Data entries ▸
** begin **

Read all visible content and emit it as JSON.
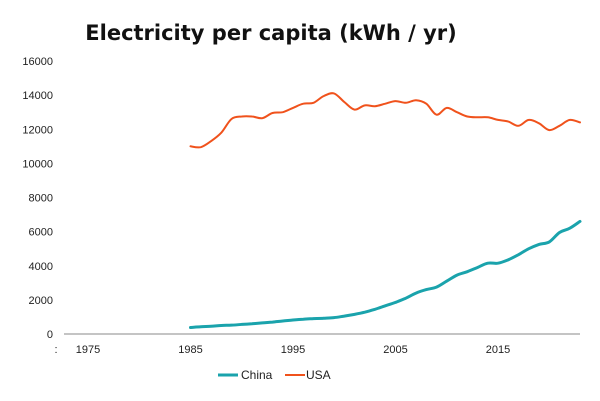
{
  "chart_data": {
    "type": "line",
    "title": "Electricity per capita (kWh / yr)",
    "xlabel": "",
    "ylabel": "",
    "xlim": [
      1972,
      2025
    ],
    "ylim": [
      0,
      16000
    ],
    "yticks": [
      0,
      2000,
      4000,
      6000,
      8000,
      10000,
      12000,
      14000,
      16000
    ],
    "ytick_labels": [
      "0",
      "2000",
      "4000",
      "6000",
      "8000",
      "10000",
      "12000",
      "14000",
      "16000"
    ],
    "xticks": [
      1972,
      1975,
      1985,
      1995,
      2005,
      2015
    ],
    "xtick_labels": [
      ":",
      "1975",
      "1985",
      "1995",
      "2005",
      "2015"
    ],
    "grid": false,
    "legend": {
      "placement": "bottom",
      "entries": [
        "China",
        "USA"
      ]
    },
    "series": [
      {
        "name": "China",
        "color": "#1aa3ac",
        "x": [
          1985,
          1986,
          1987,
          1988,
          1989,
          1990,
          1991,
          1992,
          1993,
          1994,
          1995,
          1996,
          1997,
          1998,
          1999,
          2000,
          2001,
          2002,
          2003,
          2004,
          2005,
          2006,
          2007,
          2008,
          2009,
          2010,
          2011,
          2012,
          2013,
          2014,
          2015,
          2016,
          2017,
          2018,
          2019,
          2020,
          2021,
          2022,
          2023
        ],
        "values": [
          380,
          420,
          450,
          500,
          520,
          560,
          600,
          650,
          700,
          760,
          820,
          870,
          900,
          920,
          960,
          1050,
          1150,
          1280,
          1450,
          1650,
          1850,
          2100,
          2400,
          2600,
          2750,
          3100,
          3450,
          3650,
          3900,
          4150,
          4150,
          4350,
          4650,
          5000,
          5250,
          5400,
          5950,
          6200,
          6600
        ]
      },
      {
        "name": "USA",
        "color": "#f0521c",
        "x": [
          1985,
          1986,
          1987,
          1988,
          1989,
          1990,
          1991,
          1992,
          1993,
          1994,
          1995,
          1996,
          1997,
          1998,
          1999,
          2000,
          2001,
          2002,
          2003,
          2004,
          2005,
          2006,
          2007,
          2008,
          2009,
          2010,
          2011,
          2012,
          2013,
          2014,
          2015,
          2016,
          2017,
          2018,
          2019,
          2020,
          2021,
          2022,
          2023
        ],
        "values": [
          11000,
          10950,
          11300,
          11800,
          12600,
          12750,
          12750,
          12650,
          12950,
          13000,
          13250,
          13500,
          13550,
          13950,
          14100,
          13600,
          13150,
          13400,
          13350,
          13500,
          13650,
          13550,
          13700,
          13500,
          12850,
          13250,
          13000,
          12750,
          12700,
          12700,
          12550,
          12450,
          12200,
          12550,
          12350,
          11950,
          12200,
          12550,
          12400
        ]
      }
    ]
  }
}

** end **

Written task ▸ In your copy, leave out the pictures and reproduce the material above exactly.

Answer to the exercise ▸
Read all visible content and emit it as JSON.
{
  "chart_data": {
    "type": "line",
    "title": "Electricity per capita (kWh / yr)",
    "xlabel": "",
    "ylabel": "",
    "xlim": [
      1972,
      2025
    ],
    "ylim": [
      0,
      16000
    ],
    "yticks": [
      0,
      2000,
      4000,
      6000,
      8000,
      10000,
      12000,
      14000,
      16000
    ],
    "ytick_labels": [
      "0",
      "2000",
      "4000",
      "6000",
      "8000",
      "10000",
      "12000",
      "14000",
      "16000"
    ],
    "xticks": [
      1972,
      1975,
      1985,
      1995,
      2005,
      2015
    ],
    "xtick_labels": [
      ":",
      "1975",
      "1985",
      "1995",
      "2005",
      "2015"
    ],
    "grid": false,
    "legend": {
      "placement": "bottom",
      "entries": [
        "China",
        "USA"
      ]
    },
    "series": [
      {
        "name": "China",
        "color": "#1aa3ac",
        "x": [
          1985,
          1986,
          1987,
          1988,
          1989,
          1990,
          1991,
          1992,
          1993,
          1994,
          1995,
          1996,
          1997,
          1998,
          1999,
          2000,
          2001,
          2002,
          2003,
          2004,
          2005,
          2006,
          2007,
          2008,
          2009,
          2010,
          2011,
          2012,
          2013,
          2014,
          2015,
          2016,
          2017,
          2018,
          2019,
          2020,
          2021,
          2022,
          2023
        ],
        "values": [
          380,
          420,
          450,
          500,
          520,
          560,
          600,
          650,
          700,
          760,
          820,
          870,
          900,
          920,
          960,
          1050,
          1150,
          1280,
          1450,
          1650,
          1850,
          2100,
          2400,
          2600,
          2750,
          3100,
          3450,
          3650,
          3900,
          4150,
          4150,
          4350,
          4650,
          5000,
          5250,
          5400,
          5950,
          6200,
          6600
        ]
      },
      {
        "name": "USA",
        "color": "#f0521c",
        "x": [
          1985,
          1986,
          1987,
          1988,
          1989,
          1990,
          1991,
          1992,
          1993,
          1994,
          1995,
          1996,
          1997,
          1998,
          1999,
          2000,
          2001,
          2002,
          2003,
          2004,
          2005,
          2006,
          2007,
          2008,
          2009,
          2010,
          2011,
          2012,
          2013,
          2014,
          2015,
          2016,
          2017,
          2018,
          2019,
          2020,
          2021,
          2022,
          2023
        ],
        "values": [
          11000,
          10950,
          11300,
          11800,
          12600,
          12750,
          12750,
          12650,
          12950,
          13000,
          13250,
          13500,
          13550,
          13950,
          14100,
          13600,
          13150,
          13400,
          13350,
          13500,
          13650,
          13550,
          13700,
          13500,
          12850,
          13250,
          13000,
          12750,
          12700,
          12700,
          12550,
          12450,
          12200,
          12550,
          12350,
          11950,
          12200,
          12550,
          12400
        ]
      }
    ]
  }
}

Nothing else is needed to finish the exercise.